▶ _Task prompt_: Give the count of lines that include the string "contém". Add nothing to it.
## Start Records shown
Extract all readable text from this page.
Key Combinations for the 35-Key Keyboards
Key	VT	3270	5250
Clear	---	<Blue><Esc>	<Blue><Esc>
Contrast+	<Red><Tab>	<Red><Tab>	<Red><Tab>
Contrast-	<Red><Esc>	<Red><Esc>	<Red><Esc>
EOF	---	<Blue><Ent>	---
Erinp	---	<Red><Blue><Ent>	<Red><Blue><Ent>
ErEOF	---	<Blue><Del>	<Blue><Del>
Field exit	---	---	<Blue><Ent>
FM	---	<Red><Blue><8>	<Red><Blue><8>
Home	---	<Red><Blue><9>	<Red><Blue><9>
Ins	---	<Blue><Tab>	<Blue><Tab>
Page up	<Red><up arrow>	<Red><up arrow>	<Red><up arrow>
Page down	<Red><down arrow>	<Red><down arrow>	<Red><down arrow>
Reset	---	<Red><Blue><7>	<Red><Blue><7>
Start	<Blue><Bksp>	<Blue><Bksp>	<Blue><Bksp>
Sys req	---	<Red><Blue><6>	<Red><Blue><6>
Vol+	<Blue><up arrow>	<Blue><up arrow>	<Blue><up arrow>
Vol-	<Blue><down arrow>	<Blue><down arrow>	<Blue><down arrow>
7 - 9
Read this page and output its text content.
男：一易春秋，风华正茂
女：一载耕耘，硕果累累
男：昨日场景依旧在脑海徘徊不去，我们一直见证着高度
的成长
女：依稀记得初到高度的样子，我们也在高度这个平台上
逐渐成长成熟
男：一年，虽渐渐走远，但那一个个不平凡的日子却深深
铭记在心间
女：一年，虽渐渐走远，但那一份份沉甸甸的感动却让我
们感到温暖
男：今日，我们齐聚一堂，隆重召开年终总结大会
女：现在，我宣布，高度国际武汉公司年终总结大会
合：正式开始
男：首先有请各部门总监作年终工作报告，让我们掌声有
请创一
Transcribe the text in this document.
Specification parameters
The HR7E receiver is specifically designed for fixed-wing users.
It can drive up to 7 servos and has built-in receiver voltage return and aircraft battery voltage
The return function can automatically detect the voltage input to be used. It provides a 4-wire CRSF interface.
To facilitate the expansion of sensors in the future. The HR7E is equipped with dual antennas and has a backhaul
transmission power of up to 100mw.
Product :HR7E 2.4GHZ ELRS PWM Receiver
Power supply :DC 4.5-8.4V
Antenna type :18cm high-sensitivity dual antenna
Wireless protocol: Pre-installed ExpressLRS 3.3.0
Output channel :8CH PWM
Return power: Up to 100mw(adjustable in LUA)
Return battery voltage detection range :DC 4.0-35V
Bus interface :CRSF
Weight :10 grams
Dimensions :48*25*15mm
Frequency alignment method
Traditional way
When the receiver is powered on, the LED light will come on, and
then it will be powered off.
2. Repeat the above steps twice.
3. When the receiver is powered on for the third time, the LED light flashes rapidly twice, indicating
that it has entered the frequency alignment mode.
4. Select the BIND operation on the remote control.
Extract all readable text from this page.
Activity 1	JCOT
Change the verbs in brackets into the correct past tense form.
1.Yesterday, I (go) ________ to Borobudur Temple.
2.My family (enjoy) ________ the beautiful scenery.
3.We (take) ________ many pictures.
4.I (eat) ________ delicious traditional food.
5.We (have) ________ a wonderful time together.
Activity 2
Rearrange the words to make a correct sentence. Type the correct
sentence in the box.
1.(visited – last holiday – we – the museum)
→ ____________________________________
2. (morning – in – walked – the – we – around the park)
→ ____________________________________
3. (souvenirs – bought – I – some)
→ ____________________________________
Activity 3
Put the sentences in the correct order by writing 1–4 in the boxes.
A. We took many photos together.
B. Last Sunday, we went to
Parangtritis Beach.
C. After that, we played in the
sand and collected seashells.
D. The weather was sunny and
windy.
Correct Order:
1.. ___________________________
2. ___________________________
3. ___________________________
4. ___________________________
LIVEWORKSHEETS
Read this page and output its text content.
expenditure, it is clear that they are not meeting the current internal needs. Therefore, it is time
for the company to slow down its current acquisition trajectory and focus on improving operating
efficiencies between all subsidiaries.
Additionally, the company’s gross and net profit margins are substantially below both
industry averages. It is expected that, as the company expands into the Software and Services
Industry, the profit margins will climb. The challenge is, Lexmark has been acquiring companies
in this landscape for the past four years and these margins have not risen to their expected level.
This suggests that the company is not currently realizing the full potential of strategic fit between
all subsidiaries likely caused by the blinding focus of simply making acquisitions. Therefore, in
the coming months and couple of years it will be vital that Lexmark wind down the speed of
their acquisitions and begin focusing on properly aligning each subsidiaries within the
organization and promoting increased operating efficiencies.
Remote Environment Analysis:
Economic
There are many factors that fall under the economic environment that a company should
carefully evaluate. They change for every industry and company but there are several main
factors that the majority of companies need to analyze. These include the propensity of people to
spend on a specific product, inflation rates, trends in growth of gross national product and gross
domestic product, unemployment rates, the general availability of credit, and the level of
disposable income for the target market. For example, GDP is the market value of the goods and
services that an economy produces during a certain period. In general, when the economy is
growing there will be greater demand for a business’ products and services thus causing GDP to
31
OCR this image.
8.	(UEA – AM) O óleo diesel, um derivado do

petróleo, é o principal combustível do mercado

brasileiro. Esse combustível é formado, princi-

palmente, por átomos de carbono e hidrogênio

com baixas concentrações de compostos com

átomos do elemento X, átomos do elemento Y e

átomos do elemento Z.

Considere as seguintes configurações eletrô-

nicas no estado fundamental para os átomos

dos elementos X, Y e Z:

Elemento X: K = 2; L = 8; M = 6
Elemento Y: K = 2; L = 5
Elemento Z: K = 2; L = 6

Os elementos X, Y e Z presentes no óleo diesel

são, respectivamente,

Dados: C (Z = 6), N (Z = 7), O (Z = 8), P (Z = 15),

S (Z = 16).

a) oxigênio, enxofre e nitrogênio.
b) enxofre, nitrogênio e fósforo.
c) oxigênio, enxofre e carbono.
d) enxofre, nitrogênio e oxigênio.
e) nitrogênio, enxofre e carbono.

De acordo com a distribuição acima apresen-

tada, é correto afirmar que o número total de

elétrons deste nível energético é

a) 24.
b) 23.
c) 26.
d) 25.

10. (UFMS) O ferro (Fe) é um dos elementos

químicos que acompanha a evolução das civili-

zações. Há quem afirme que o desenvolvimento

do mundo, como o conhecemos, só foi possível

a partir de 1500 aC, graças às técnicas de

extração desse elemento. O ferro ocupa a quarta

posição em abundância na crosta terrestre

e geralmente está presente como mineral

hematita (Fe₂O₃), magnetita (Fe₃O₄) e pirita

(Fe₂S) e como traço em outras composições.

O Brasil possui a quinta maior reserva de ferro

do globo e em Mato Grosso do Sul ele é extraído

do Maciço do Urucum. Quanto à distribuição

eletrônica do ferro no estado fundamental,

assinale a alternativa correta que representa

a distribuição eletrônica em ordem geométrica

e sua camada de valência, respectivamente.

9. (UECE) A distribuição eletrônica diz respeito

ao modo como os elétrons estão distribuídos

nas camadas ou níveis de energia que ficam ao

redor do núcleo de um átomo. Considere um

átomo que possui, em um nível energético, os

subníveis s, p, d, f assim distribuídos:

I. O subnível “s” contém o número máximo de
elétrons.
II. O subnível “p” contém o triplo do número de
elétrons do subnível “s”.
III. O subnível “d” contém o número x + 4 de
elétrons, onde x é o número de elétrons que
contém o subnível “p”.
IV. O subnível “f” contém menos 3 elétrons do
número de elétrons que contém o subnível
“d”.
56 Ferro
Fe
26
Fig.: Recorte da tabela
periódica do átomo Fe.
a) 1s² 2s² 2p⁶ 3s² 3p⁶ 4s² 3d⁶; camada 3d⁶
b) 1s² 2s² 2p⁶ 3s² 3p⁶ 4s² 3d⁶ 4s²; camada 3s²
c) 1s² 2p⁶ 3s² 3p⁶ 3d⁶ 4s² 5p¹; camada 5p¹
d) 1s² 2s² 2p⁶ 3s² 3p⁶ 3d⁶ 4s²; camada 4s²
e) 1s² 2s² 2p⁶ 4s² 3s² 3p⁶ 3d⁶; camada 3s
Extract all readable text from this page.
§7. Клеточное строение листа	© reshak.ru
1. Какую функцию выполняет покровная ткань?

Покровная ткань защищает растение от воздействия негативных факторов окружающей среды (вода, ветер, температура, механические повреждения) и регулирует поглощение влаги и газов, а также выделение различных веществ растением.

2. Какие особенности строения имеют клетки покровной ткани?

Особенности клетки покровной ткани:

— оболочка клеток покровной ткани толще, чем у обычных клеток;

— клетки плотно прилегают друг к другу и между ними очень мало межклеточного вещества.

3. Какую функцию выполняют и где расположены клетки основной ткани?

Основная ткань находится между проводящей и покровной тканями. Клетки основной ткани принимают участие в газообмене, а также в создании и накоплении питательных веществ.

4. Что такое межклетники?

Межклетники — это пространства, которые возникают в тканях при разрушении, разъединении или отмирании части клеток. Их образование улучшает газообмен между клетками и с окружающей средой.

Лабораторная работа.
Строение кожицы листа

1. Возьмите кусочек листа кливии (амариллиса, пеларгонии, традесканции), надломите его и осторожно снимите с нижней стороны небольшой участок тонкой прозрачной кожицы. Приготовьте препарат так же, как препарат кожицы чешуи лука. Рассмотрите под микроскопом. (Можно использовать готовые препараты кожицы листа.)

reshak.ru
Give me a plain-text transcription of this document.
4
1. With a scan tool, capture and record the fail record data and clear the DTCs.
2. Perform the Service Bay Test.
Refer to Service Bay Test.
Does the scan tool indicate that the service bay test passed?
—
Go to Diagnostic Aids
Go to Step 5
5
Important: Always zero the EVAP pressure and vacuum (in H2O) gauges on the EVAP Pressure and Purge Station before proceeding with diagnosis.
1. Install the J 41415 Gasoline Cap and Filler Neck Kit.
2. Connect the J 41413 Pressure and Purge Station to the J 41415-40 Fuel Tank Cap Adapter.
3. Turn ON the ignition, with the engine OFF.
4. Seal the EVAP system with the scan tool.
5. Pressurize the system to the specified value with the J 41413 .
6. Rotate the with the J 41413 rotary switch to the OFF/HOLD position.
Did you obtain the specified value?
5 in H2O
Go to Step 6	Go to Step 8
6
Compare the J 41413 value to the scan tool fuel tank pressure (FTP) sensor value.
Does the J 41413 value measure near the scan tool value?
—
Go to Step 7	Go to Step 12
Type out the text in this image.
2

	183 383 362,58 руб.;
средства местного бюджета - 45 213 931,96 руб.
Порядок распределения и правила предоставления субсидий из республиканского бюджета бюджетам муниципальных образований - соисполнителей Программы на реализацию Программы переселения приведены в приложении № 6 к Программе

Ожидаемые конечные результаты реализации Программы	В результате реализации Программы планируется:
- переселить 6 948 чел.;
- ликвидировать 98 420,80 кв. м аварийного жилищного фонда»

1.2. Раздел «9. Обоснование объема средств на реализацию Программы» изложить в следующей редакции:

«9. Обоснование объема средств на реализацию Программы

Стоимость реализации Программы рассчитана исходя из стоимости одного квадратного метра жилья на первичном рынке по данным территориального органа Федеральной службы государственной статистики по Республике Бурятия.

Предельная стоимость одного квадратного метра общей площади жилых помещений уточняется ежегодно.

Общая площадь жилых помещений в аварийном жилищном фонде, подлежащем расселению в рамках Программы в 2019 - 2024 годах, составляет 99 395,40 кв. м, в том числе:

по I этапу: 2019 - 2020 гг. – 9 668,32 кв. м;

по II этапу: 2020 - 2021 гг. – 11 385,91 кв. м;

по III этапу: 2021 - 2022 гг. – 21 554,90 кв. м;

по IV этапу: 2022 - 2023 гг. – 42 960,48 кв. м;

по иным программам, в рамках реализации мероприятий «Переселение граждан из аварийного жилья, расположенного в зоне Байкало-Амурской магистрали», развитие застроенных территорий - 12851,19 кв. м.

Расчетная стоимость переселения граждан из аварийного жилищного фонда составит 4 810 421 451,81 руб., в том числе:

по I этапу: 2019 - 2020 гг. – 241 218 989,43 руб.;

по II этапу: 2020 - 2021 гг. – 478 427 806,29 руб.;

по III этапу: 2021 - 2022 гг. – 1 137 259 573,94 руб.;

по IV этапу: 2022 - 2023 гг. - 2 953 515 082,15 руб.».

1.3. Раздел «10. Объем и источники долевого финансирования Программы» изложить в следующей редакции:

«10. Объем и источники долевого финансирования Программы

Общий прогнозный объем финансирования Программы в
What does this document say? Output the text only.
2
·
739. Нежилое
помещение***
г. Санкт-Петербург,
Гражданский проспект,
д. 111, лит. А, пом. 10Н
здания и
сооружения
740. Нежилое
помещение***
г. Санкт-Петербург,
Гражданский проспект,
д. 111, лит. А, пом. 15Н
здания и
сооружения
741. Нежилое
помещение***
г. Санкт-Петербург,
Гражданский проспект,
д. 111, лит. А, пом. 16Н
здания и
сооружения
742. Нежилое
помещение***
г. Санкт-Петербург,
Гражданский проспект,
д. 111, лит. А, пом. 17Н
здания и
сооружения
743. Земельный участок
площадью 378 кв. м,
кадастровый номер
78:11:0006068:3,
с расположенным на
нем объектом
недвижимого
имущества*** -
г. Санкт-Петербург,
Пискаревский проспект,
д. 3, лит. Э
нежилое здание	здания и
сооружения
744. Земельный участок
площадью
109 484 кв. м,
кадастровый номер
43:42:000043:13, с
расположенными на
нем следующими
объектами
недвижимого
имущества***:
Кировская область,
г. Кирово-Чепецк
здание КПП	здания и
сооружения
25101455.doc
## End Records shown
▶ _Solution to this exercise_: 6